##### INPUT ROWS
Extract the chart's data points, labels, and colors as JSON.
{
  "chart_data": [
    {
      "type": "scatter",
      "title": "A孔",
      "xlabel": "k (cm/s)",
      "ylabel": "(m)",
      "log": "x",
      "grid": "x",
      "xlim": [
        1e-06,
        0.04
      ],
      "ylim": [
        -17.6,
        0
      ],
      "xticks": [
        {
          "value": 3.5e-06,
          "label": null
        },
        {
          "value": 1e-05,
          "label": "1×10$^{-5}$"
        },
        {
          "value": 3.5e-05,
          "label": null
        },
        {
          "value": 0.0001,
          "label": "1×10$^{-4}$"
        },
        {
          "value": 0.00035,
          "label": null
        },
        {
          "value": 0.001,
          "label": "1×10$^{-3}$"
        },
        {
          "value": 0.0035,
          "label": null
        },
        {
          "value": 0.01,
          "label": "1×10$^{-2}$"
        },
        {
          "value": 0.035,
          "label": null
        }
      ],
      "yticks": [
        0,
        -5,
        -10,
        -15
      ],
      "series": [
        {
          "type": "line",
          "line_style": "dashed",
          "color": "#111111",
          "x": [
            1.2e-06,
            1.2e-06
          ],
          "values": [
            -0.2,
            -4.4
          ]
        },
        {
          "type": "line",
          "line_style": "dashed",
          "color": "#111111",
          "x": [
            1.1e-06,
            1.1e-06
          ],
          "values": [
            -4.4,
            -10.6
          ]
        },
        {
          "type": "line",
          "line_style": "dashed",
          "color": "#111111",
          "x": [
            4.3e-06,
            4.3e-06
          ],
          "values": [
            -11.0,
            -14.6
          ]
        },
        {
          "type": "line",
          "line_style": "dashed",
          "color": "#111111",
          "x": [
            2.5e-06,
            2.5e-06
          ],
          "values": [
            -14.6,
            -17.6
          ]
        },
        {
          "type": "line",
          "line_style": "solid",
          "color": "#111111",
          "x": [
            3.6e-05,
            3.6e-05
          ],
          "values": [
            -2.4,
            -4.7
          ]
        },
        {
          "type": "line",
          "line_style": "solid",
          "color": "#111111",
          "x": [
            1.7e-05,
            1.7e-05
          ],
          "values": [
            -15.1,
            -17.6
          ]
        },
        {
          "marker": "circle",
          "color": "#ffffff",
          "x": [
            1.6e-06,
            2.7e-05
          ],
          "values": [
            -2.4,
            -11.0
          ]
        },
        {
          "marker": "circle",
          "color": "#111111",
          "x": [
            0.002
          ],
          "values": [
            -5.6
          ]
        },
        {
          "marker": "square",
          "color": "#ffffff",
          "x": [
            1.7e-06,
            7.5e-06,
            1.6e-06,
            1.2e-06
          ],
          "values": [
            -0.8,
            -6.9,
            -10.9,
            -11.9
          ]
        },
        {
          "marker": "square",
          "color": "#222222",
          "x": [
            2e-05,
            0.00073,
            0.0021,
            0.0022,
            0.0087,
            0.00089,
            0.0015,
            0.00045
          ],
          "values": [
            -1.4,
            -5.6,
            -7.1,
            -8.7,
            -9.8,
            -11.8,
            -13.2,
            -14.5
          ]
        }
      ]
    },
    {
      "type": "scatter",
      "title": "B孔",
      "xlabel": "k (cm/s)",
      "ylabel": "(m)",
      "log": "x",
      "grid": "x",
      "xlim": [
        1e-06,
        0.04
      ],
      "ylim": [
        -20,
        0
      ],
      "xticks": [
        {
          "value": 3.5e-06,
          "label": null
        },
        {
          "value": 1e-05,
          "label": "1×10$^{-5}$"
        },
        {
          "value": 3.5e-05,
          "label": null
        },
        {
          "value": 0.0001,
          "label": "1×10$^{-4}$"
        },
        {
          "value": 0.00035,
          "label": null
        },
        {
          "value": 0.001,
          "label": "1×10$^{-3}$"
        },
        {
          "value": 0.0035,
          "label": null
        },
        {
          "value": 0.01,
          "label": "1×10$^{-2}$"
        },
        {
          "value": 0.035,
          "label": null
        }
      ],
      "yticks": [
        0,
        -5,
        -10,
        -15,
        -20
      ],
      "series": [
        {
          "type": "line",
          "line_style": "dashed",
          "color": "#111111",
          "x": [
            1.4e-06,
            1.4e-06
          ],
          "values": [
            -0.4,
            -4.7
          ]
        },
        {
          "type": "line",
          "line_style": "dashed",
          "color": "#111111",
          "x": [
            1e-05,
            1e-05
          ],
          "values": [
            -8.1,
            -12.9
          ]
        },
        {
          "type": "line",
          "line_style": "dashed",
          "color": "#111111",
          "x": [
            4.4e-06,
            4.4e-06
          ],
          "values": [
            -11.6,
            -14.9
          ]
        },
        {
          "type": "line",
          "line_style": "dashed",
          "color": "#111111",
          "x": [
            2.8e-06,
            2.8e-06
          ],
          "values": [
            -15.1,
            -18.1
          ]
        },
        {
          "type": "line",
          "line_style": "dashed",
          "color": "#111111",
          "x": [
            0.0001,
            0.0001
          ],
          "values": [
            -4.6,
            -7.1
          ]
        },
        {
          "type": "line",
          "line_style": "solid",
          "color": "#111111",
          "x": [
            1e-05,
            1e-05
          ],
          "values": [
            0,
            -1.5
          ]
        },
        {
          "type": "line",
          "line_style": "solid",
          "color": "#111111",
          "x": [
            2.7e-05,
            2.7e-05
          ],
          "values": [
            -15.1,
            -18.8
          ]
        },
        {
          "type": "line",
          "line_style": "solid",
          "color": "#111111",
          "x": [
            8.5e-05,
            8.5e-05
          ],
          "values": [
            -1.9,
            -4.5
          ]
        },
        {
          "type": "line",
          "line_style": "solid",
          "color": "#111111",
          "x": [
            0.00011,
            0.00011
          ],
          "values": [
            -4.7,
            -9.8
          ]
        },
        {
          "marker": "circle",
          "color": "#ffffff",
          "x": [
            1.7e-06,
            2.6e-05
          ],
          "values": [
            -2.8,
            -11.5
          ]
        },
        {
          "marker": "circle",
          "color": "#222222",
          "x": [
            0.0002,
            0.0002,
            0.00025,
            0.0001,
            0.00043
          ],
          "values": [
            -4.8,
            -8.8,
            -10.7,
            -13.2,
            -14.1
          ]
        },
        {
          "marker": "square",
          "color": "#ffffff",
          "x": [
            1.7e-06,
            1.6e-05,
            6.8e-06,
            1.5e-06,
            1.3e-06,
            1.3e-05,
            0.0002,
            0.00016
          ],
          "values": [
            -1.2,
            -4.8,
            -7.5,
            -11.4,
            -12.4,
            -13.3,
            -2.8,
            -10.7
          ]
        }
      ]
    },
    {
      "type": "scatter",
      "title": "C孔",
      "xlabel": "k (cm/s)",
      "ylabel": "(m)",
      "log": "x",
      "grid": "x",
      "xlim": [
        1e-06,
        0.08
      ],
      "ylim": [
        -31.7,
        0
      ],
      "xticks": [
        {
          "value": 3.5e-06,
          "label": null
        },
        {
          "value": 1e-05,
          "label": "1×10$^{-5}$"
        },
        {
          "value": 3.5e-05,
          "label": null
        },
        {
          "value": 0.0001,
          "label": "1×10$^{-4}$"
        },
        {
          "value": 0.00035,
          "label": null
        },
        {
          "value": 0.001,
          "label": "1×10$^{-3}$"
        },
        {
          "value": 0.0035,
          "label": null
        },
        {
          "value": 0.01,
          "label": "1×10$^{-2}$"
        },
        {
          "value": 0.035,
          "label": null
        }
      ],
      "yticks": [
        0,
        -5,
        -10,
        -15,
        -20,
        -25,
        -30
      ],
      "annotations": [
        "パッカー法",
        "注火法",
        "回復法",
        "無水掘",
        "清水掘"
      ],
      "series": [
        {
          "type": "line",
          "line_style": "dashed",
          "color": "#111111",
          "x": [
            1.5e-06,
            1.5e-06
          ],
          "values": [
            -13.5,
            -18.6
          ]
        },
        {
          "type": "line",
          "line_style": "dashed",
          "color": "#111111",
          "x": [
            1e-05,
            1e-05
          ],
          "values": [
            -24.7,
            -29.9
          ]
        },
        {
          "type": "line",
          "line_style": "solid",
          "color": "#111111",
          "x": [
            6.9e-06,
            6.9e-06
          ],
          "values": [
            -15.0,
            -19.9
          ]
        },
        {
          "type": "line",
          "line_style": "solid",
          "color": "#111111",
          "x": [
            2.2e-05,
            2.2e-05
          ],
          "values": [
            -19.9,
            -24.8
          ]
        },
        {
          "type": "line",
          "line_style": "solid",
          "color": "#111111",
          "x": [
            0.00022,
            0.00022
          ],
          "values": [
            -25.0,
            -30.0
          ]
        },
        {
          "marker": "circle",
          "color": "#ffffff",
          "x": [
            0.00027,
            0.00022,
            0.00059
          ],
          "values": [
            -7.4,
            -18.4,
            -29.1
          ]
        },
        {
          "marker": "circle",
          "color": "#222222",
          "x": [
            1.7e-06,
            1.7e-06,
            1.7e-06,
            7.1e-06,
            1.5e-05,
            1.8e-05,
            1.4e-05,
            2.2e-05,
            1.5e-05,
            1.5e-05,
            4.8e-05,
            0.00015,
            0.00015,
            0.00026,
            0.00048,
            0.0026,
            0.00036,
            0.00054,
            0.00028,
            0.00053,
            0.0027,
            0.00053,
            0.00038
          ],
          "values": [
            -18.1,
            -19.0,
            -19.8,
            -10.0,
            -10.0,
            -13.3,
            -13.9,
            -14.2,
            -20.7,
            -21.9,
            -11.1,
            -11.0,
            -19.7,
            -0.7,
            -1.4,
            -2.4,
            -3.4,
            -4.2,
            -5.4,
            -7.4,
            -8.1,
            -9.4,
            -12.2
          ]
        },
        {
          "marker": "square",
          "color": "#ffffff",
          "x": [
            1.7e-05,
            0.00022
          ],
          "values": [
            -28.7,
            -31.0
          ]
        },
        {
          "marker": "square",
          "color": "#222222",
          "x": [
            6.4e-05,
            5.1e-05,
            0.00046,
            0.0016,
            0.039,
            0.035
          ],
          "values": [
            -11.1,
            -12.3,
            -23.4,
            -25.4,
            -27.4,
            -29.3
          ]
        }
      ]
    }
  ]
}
##########
##### INPUT ROWS
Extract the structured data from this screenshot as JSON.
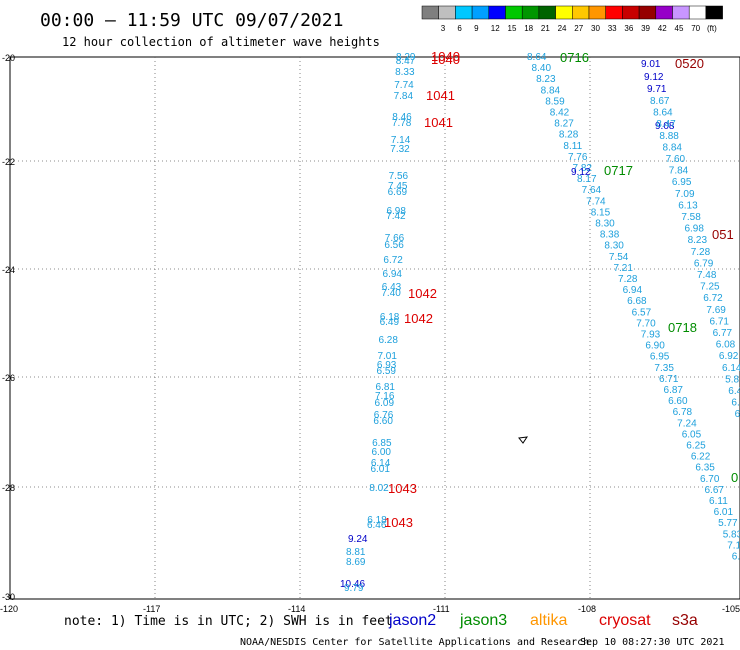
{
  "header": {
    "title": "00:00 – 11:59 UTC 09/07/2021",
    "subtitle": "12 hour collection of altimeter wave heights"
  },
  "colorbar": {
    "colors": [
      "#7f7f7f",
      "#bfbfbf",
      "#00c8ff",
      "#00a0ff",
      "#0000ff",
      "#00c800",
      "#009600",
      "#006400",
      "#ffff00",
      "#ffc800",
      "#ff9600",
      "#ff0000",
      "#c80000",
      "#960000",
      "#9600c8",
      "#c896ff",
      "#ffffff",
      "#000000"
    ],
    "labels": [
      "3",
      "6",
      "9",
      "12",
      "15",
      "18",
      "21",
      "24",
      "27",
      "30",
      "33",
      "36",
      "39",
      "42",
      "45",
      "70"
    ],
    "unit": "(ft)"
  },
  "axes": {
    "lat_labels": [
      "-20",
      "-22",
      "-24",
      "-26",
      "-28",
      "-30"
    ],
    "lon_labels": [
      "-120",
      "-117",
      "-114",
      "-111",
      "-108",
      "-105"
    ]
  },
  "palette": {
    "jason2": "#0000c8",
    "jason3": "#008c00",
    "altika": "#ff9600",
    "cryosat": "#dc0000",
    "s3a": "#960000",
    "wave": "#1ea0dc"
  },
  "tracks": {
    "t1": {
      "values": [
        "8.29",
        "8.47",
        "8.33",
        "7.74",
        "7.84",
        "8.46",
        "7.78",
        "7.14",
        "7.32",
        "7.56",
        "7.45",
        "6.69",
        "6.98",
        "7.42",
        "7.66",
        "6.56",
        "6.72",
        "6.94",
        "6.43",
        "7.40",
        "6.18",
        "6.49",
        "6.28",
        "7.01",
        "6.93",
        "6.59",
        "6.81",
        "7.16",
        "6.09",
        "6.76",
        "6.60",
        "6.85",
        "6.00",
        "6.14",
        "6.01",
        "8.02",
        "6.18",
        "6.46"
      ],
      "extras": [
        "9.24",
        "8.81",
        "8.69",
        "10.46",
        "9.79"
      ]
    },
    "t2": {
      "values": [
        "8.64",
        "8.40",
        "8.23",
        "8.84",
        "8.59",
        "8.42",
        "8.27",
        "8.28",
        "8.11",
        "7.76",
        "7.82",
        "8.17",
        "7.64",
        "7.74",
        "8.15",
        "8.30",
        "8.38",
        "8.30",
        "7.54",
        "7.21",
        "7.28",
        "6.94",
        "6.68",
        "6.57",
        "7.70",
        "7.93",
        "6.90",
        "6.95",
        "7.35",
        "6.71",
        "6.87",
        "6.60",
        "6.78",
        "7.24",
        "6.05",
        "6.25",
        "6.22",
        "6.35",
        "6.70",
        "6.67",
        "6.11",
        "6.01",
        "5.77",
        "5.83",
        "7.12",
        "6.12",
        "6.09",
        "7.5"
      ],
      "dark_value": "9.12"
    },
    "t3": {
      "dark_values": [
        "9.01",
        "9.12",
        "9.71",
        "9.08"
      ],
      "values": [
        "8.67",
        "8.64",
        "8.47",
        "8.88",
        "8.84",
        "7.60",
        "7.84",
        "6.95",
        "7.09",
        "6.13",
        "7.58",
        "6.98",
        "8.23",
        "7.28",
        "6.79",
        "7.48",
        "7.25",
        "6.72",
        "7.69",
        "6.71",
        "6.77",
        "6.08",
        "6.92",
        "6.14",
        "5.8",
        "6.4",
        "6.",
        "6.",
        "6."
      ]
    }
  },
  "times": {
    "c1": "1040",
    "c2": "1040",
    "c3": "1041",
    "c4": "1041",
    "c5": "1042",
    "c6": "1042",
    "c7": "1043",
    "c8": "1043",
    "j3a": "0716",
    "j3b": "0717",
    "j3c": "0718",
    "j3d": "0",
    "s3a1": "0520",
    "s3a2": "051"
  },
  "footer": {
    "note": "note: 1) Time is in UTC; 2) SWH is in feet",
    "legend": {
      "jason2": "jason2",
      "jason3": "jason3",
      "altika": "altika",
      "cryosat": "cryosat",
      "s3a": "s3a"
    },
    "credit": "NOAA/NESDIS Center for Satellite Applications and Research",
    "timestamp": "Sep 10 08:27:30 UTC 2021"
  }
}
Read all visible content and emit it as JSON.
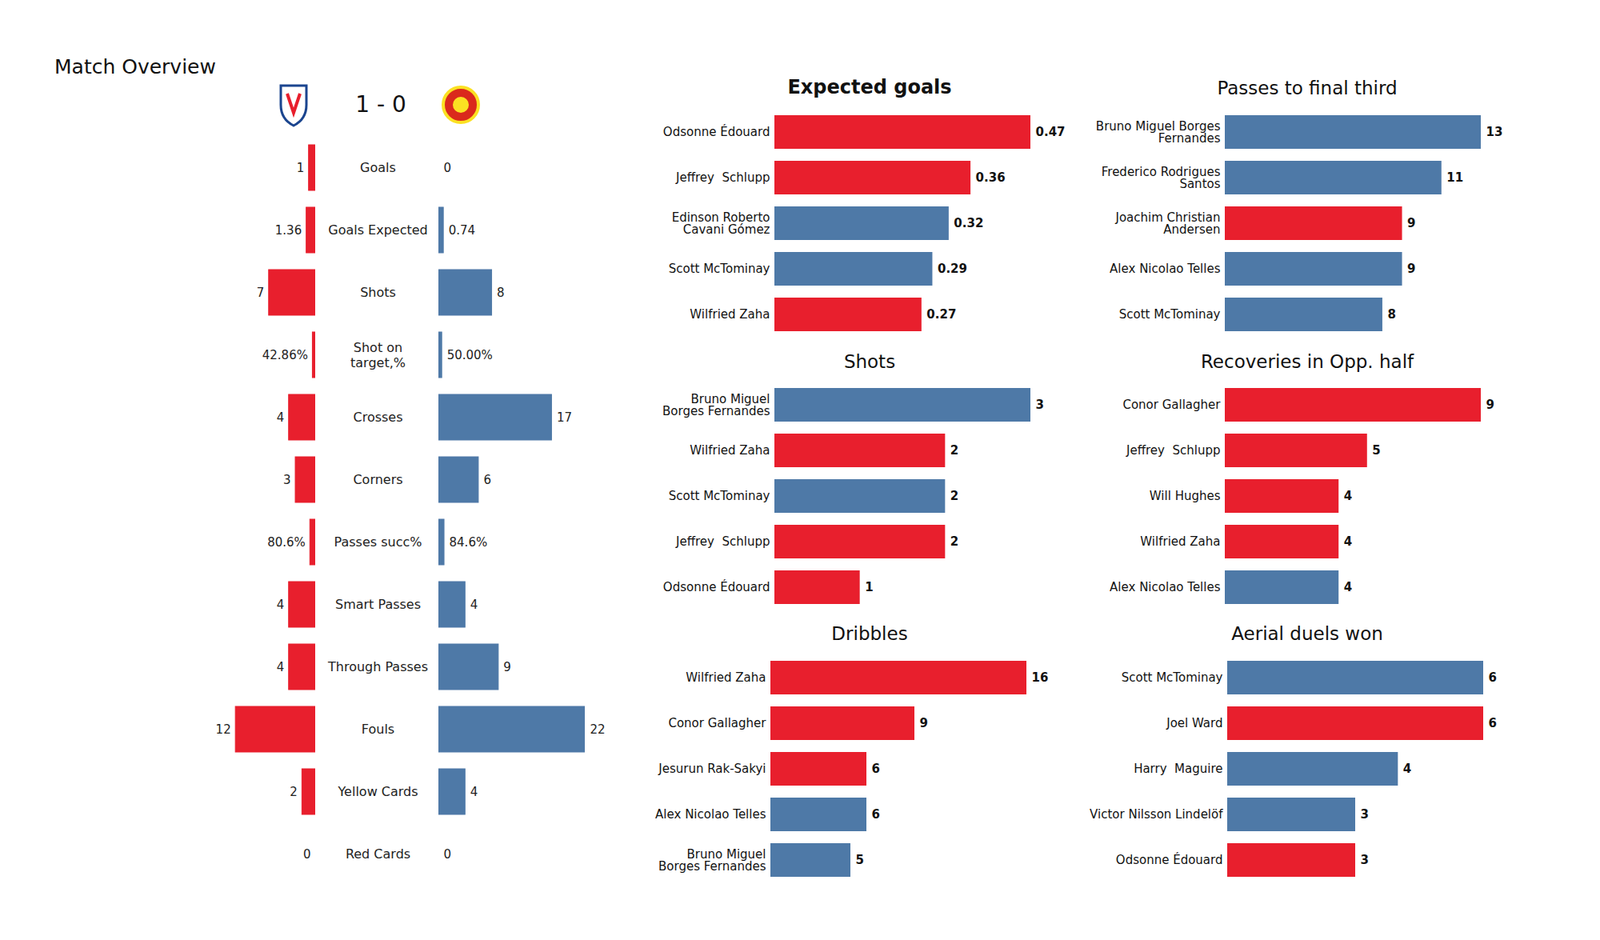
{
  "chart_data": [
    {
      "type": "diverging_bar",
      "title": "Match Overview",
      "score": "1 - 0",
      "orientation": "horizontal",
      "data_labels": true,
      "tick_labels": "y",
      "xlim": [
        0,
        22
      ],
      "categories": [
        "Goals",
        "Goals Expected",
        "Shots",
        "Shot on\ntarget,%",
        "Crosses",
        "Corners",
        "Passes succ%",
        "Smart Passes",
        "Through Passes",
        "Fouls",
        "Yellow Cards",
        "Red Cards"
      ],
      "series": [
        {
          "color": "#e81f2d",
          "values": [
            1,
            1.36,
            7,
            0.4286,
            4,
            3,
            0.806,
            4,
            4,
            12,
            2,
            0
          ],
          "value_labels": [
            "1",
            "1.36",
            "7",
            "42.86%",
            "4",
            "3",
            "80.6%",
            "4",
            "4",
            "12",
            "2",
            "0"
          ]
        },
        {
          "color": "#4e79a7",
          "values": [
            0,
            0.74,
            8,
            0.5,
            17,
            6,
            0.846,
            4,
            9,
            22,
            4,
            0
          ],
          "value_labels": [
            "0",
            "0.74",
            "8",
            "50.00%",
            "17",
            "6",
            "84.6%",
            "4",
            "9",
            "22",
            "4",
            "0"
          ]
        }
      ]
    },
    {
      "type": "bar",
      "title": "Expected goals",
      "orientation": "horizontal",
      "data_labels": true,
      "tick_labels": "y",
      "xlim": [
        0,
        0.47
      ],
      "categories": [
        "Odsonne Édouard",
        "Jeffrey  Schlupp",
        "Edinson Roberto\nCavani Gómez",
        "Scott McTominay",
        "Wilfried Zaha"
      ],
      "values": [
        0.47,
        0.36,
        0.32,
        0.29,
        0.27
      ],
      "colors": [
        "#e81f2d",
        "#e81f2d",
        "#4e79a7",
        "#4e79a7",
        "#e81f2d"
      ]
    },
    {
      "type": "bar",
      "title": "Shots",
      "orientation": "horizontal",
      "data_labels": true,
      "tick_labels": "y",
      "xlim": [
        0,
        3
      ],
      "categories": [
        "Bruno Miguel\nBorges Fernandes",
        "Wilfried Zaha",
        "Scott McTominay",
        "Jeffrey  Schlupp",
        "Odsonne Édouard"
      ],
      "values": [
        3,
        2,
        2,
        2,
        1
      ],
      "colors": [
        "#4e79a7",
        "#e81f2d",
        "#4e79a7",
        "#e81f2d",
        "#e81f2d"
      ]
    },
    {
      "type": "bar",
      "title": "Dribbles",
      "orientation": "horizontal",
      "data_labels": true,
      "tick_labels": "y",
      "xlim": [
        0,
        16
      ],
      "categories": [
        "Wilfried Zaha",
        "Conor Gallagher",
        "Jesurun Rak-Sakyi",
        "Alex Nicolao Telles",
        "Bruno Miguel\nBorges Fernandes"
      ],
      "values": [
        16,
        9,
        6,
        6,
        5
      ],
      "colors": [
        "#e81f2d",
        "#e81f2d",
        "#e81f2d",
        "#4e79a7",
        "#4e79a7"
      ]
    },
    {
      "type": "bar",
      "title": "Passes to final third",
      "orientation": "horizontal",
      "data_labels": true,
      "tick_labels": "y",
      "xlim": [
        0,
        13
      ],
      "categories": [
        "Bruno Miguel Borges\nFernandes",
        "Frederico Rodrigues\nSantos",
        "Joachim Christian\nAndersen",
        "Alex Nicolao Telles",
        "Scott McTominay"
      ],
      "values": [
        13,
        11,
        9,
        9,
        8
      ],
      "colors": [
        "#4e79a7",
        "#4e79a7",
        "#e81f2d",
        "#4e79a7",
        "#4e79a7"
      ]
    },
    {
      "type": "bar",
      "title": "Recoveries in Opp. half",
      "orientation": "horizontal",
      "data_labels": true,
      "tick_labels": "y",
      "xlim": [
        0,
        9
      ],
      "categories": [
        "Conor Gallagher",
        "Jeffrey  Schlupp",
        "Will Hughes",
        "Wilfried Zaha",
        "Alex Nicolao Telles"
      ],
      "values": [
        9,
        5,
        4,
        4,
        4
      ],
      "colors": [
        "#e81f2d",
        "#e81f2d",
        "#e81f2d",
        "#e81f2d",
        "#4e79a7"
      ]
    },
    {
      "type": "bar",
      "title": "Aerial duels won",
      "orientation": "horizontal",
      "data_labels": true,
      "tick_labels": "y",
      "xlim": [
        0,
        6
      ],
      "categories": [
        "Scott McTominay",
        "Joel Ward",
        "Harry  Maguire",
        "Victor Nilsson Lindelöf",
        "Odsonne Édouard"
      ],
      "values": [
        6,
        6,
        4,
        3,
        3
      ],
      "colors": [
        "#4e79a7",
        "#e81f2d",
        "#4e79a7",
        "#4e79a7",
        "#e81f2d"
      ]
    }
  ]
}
##########
Track down every line holding the string "nBorges" and copy it.

        "Bruno Miguel\nBorges Fernandes",
        "Bruno Miguel\nBorges Fernandes"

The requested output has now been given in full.